**Stored entries**
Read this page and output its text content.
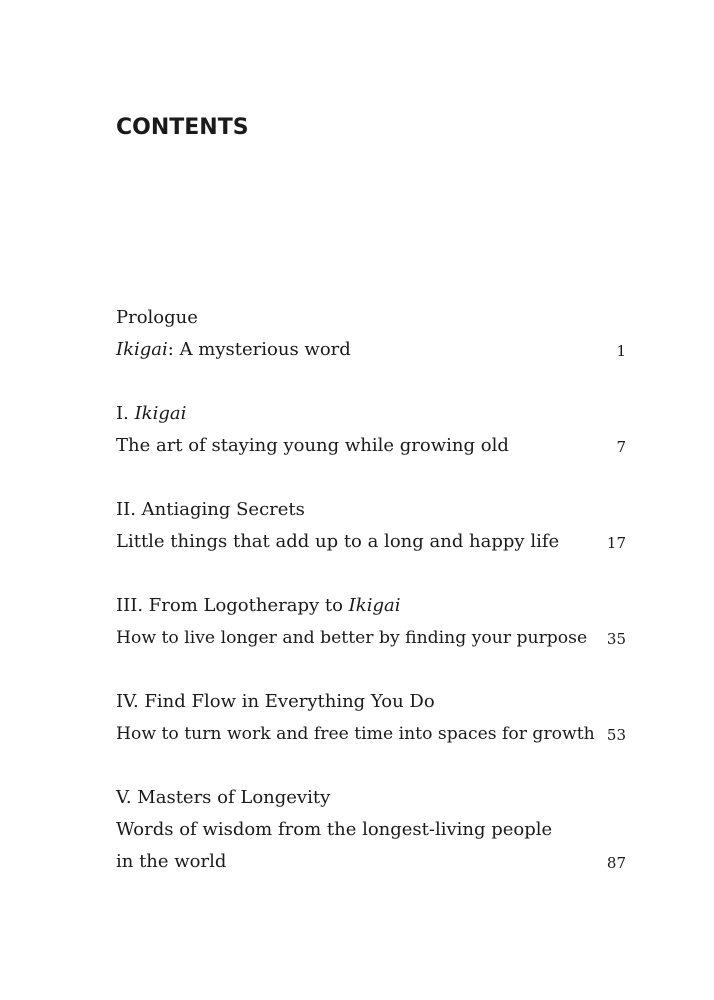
CONTENTS
Prologue
Ikigai: A mysterious word	1
I. Ikigai
The art of staying young while growing old	7
II. Antiaging Secrets
Little things that add up to a long and happy life	17
III. From Logotherapy to Ikigai
How to live longer and better by finding your purpose 35
IV. Find Flow in Everything You Do
How to turn work and free time into spaces for growth 53
V. Masters of Longevity
Words of wisdom from the longest-living people
in the world	87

**Directions for this task**
Copy each line of the data above that holds "Ikigai".

**Answer**
Ikigai: A mysterious word	1
I. Ikigai
III. From Logotherapy to Ikigai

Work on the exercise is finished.